Can you print the data exactly and leave out each image?

□ □ □

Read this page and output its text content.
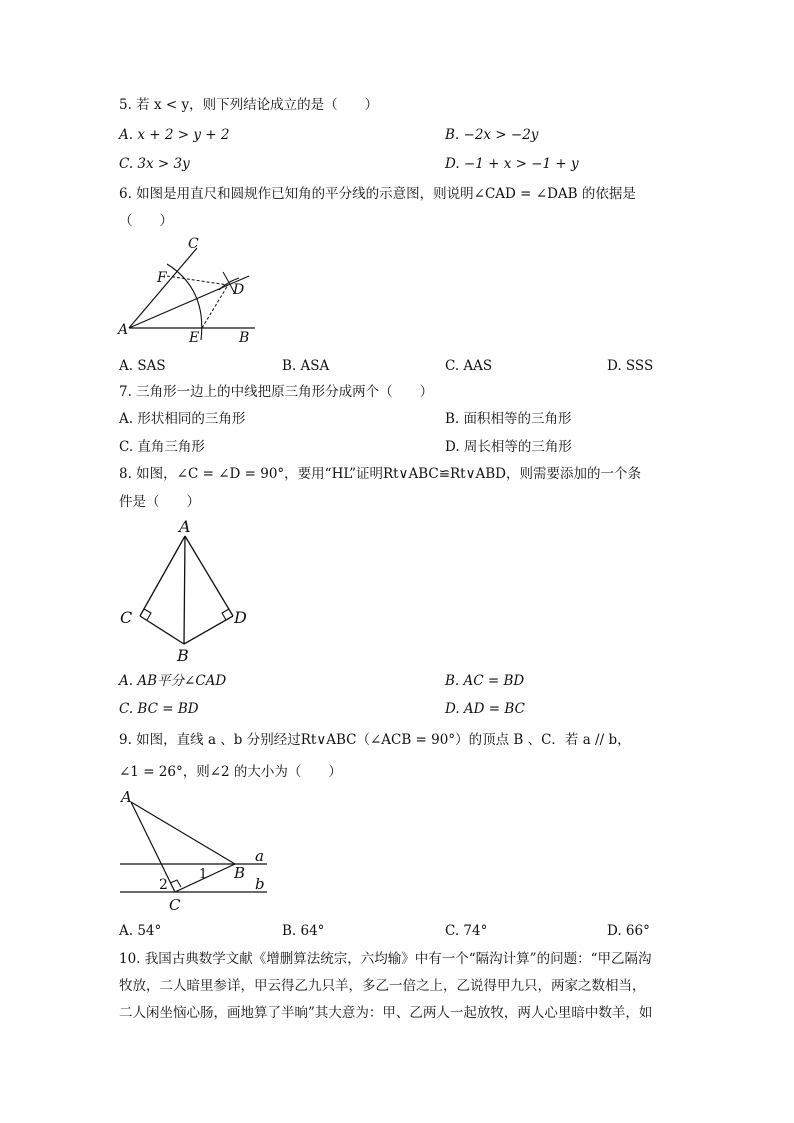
5. 若 x < y，则下列结论成立的是（　　）
A. x + 2 > y + 2	B. −2x > −2y
C. 3x > 3y	D. −1 + x > −1 + y
6. 如图是用直尺和圆规作已知角的平分线的示意图，则说明∠CAD = ∠DAB 的依据是
（　　）
C
F
D
A	E	B
A. SAS	B. ASA	C. AAS	D. SSS
7. 三角形一边上的中线把原三角形分成两个（　　）
A. 形状相同的三角形	B. 面积相等的三角形
C. 直角三角形	D. 周长相等的三角形
8. 如图，∠C = ∠D = 90°，要用“HL”证明Rt∨ABC≌Rt∨ABD，则需要添加的一个条
件是（　　）
A
C	D
B
A. AB平分∠CAD	B. AC = BD
C. BC = BD	D. AD = BC
9. 如图，直线 a 、b 分别经过Rt∨ABC（∠ACB = 90°）的顶点 B 、C．若 a // b，
∠1 = 26°，则∠2 的大小为（　　）
A
B
C
a
b
1
2
A. 54°	B. 64°	C. 74°	D. 66°
10. 我国古典数学文献《增删算法统宗，六均输》中有一个“隔沟计算”的问题：“甲乙隔沟
牧放，二人暗里参详，甲云得乙九只羊，多乙一倍之上，乙说得甲九只，两家之数相当，
二人闲坐恼心肠，画地算了半晌”其大意为：甲、乙两人一起放牧，两人心里暗中数羊，如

□ □ □

### Reply
Read this page and output its text content.
5. 若 x < y，则下列结论成立的是（　　）
A. x + 2 > y + 2	B. −2x > −2y
C. 3x > 3y	D. −1 + x > −1 + y
6. 如图是用直尺和圆规作已知角的平分线的示意图，则说明∠CAD = ∠DAB 的依据是
（　　）
C
F
D
A	E	B
A. SAS	B. ASA	C. AAS	D. SSS
7. 三角形一边上的中线把原三角形分成两个（　　）
A. 形状相同的三角形	B. 面积相等的三角形
C. 直角三角形	D. 周长相等的三角形
8. 如图，∠C = ∠D = 90°，要用“HL”证明Rt∨ABC≌Rt∨ABD，则需要添加的一个条
件是（　　）
A
C	D
B
A. AB平分∠CAD	B. AC = BD
C. BC = BD	D. AD = BC
9. 如图，直线 a 、b 分别经过Rt∨ABC（∠ACB = 90°）的顶点 B 、C．若 a // b，
∠1 = 26°，则∠2 的大小为（　　）
A
B
C
a
b
1
2
A. 54°	B. 64°	C. 74°	D. 66°
10. 我国古典数学文献《增删算法统宗，六均输》中有一个“隔沟计算”的问题：“甲乙隔沟
牧放，二人暗里参详，甲云得乙九只羊，多乙一倍之上，乙说得甲九只，两家之数相当，
二人闲坐恼心肠，画地算了半晌”其大意为：甲、乙两人一起放牧，两人心里暗中数羊，如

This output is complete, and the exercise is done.